Transcribe every entry word for word. Skip the pictures.

%%

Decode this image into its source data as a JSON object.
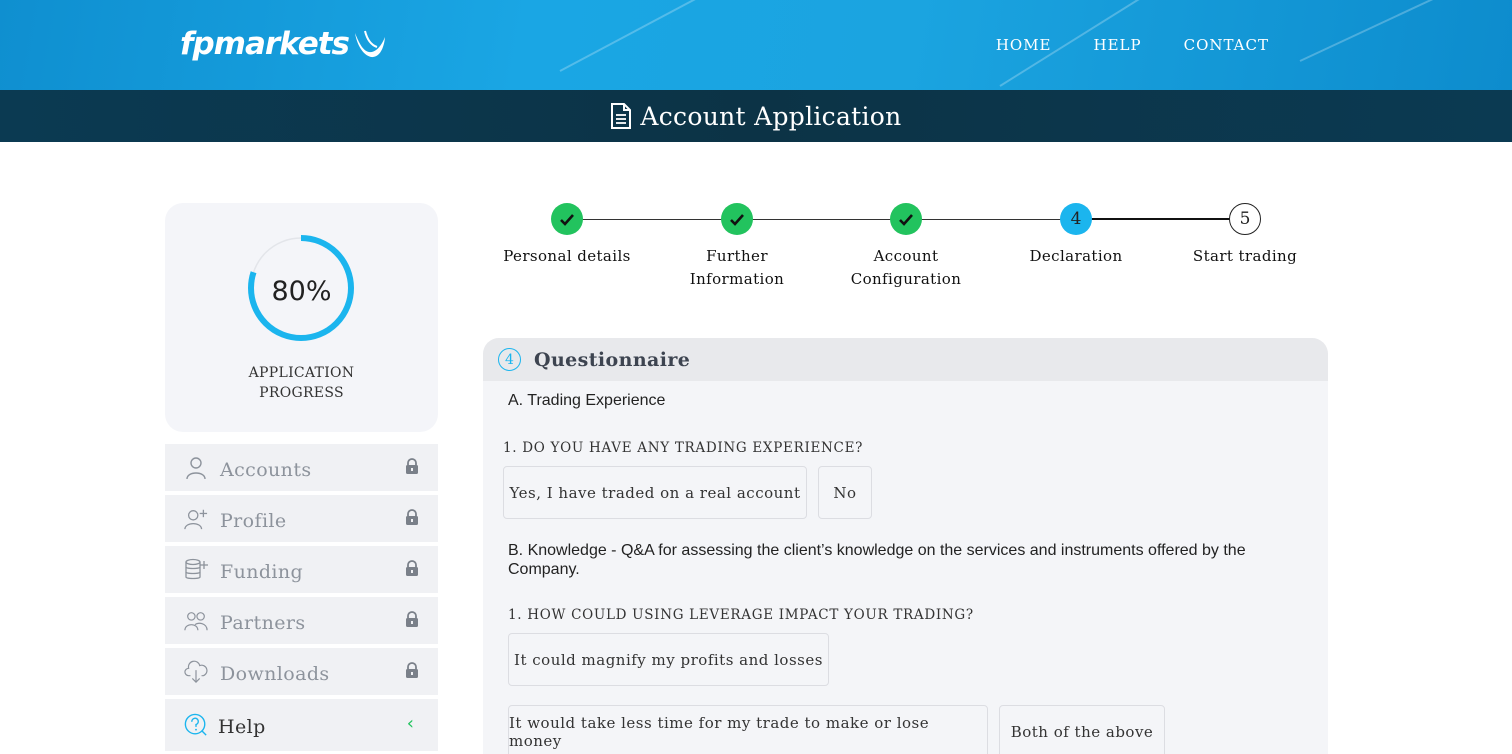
{
  "brand": {
    "name": "fpmarkets"
  },
  "nav": {
    "home": "HOME",
    "help": "HELP",
    "contact": "CONTACT"
  },
  "page": {
    "title": "Account Application"
  },
  "progress": {
    "value": 0.8,
    "label_value": "80%",
    "label_line1": "APPLICATION",
    "label_line2": "PROGRESS",
    "color": "#1bb5ee"
  },
  "sidebar": {
    "items": [
      {
        "label": "Accounts",
        "icon": "user-icon",
        "locked": true
      },
      {
        "label": "Profile",
        "icon": "add-user-icon",
        "locked": true
      },
      {
        "label": "Funding",
        "icon": "coins-icon",
        "locked": true
      },
      {
        "label": "Partners",
        "icon": "users-icon",
        "locked": true
      },
      {
        "label": "Downloads",
        "icon": "cloud-download-icon",
        "locked": true
      }
    ],
    "help": {
      "label": "Help",
      "icon": "question-icon",
      "chevron": "‹"
    }
  },
  "steps": [
    {
      "label_line1": "Personal details",
      "label_line2": "",
      "status": "done",
      "number": "1"
    },
    {
      "label_line1": "Further Information",
      "label_line2": "",
      "status": "done",
      "number": "2"
    },
    {
      "label_line1": "Account",
      "label_line2": "Configuration",
      "status": "done",
      "number": "3"
    },
    {
      "label_line1": "Declaration",
      "label_line2": "",
      "status": "current",
      "number": "4"
    },
    {
      "label_line1": "Start trading",
      "label_line2": "",
      "status": "todo",
      "number": "5"
    }
  ],
  "questionnaire": {
    "number": "4",
    "title": "Questionnaire",
    "section_a": "A. Trading Experience",
    "q_a1": "1. DO YOU HAVE ANY TRADING EXPERIENCE?",
    "q_a1_options": [
      "Yes, I have traded on a real account",
      "No"
    ],
    "section_b_line1": "B. Knowledge - Q&A for assessing the client’s knowledge on the services and instruments offered by the",
    "section_b_line2": "Company.",
    "q_b1": "1. HOW COULD USING LEVERAGE IMPACT YOUR TRADING?",
    "q_b1_options": [
      "It could magnify my profits and losses",
      "It would take less time for my trade to make or lose money",
      "Both of the above"
    ]
  },
  "colors": {
    "accent": "#1bb5ee",
    "success": "#22c35e",
    "header": "#1aa6e4",
    "titlebar": "#0c3346"
  }
}
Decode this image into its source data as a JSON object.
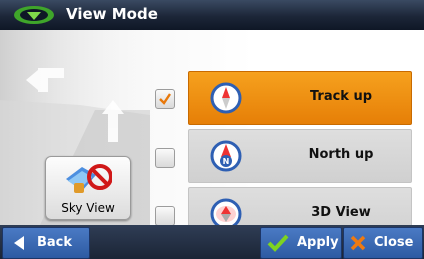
{
  "titlebar": {
    "title": "View Mode",
    "logo_icon": "navigation-logo-icon"
  },
  "sky_view": {
    "label": "Sky View",
    "icon": "sky-view-disabled-icon"
  },
  "options": [
    {
      "label": "Track up",
      "checked": true,
      "icon": "compass-track-up-icon"
    },
    {
      "label": "North up",
      "checked": false,
      "icon": "compass-north-up-icon"
    },
    {
      "label": "3D View",
      "checked": false,
      "icon": "compass-3d-view-icon"
    }
  ],
  "bottom": {
    "back": "Back",
    "apply": "Apply",
    "close": "Close"
  },
  "colors": {
    "selected": "#f39a1a",
    "unselected": "#d8d8d8",
    "button": "#3b69b4",
    "titlebar": "#1c2638"
  }
}
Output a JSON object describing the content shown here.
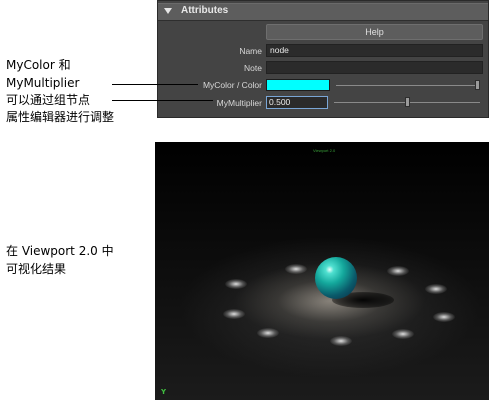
{
  "attribute_editor": {
    "section_title": "Attributes",
    "help_label": "Help",
    "rows": {
      "name": {
        "label": "Name",
        "value": "node"
      },
      "note": {
        "label": "Note",
        "value": ""
      },
      "color": {
        "label": "MyColor / Color",
        "swatch_color": "#00ffff",
        "slider_level": 1.0
      },
      "multiplier": {
        "label": "MyMultiplier",
        "value": "0.500",
        "slider_level": 0.5
      }
    }
  },
  "annotations": {
    "attr_note": {
      "line1": "MyColor 和",
      "line2": "MyMultiplier",
      "line3": "可以通过组节点",
      "line4": "属性编辑器进行调整"
    },
    "viewport_note": {
      "line1": "在 Viewport 2.0 中",
      "line2": "可视化结果"
    }
  },
  "viewport": {
    "overlay_label": "Viewport 2.0",
    "axis_label": "Y",
    "sphere_color": "#14a89c"
  }
}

%%

[Output below]
Decode this image into its source data as a JSON object.
{
  "brand": {
    "name": "fpmarkets"
  },
  "nav": {
    "home": "HOME",
    "help": "HELP",
    "contact": "CONTACT"
  },
  "page": {
    "title": "Account Application"
  },
  "progress": {
    "value": 0.8,
    "label_value": "80%",
    "label_line1": "APPLICATION",
    "label_line2": "PROGRESS",
    "color": "#1bb5ee"
  },
  "sidebar": {
    "items": [
      {
        "label": "Accounts",
        "icon": "user-icon",
        "locked": true
      },
      {
        "label": "Profile",
        "icon": "add-user-icon",
        "locked": true
      },
      {
        "label": "Funding",
        "icon": "coins-icon",
        "locked": true
      },
      {
        "label": "Partners",
        "icon": "users-icon",
        "locked": true
      },
      {
        "label": "Downloads",
        "icon": "cloud-download-icon",
        "locked": true
      }
    ],
    "help": {
      "label": "Help",
      "icon": "question-icon",
      "chevron": "‹"
    }
  },
  "steps": [
    {
      "label_line1": "Personal details",
      "label_line2": "",
      "status": "done",
      "number": "1"
    },
    {
      "label_line1": "Further Information",
      "label_line2": "",
      "status": "done",
      "number": "2"
    },
    {
      "label_line1": "Account",
      "label_line2": "Configuration",
      "status": "done",
      "number": "3"
    },
    {
      "label_line1": "Declaration",
      "label_line2": "",
      "status": "current",
      "number": "4"
    },
    {
      "label_line1": "Start trading",
      "label_line2": "",
      "status": "todo",
      "number": "5"
    }
  ],
  "questionnaire": {
    "number": "4",
    "title": "Questionnaire",
    "section_a": "A. Trading Experience",
    "q_a1": "1. DO YOU HAVE ANY TRADING EXPERIENCE?",
    "q_a1_options": [
      "Yes, I have traded on a real account",
      "No"
    ],
    "section_b_line1": "B. Knowledge - Q&A for assessing the client’s knowledge on the services and instruments offered by the",
    "section_b_line2": "Company.",
    "q_b1": "1. HOW COULD USING LEVERAGE IMPACT YOUR TRADING?",
    "q_b1_options": [
      "It could magnify my profits and losses",
      "It would take less time for my trade to make or lose money",
      "Both of the above"
    ]
  },
  "colors": {
    "accent": "#1bb5ee",
    "success": "#22c35e",
    "header": "#1aa6e4",
    "titlebar": "#0c3346"
  }
}
Decode this image into its source data as a JSON object.
{
  "titlebar": {
    "title": "View Mode",
    "logo_icon": "navigation-logo-icon"
  },
  "sky_view": {
    "label": "Sky View",
    "icon": "sky-view-disabled-icon"
  },
  "options": [
    {
      "label": "Track up",
      "checked": true,
      "icon": "compass-track-up-icon"
    },
    {
      "label": "North up",
      "checked": false,
      "icon": "compass-north-up-icon"
    },
    {
      "label": "3D View",
      "checked": false,
      "icon": "compass-3d-view-icon"
    }
  ],
  "bottom": {
    "back": "Back",
    "apply": "Apply",
    "close": "Close"
  },
  "colors": {
    "selected": "#f39a1a",
    "unselected": "#d8d8d8",
    "button": "#3b69b4",
    "titlebar": "#1c2638"
  }
}
Output a JSON object describing the content shown here.
{
  "attribute_editor": {
    "section_title": "Attributes",
    "help_label": "Help",
    "rows": {
      "name": {
        "label": "Name",
        "value": "node"
      },
      "note": {
        "label": "Note",
        "value": ""
      },
      "color": {
        "label": "MyColor / Color",
        "swatch_color": "#00ffff",
        "slider_level": 1.0
      },
      "multiplier": {
        "label": "MyMultiplier",
        "value": "0.500",
        "slider_level": 0.5
      }
    }
  },
  "annotations": {
    "attr_note": {
      "line1": "MyColor 和",
      "line2": "MyMultiplier",
      "line3": "可以通过组节点",
      "line4": "属性编辑器进行调整"
    },
    "viewport_note": {
      "line1": "在 Viewport 2.0 中",
      "line2": "可视化结果"
    }
  },
  "viewport": {
    "overlay_label": "Viewport 2.0",
    "axis_label": "Y",
    "sphere_color": "#14a89c"
  }
}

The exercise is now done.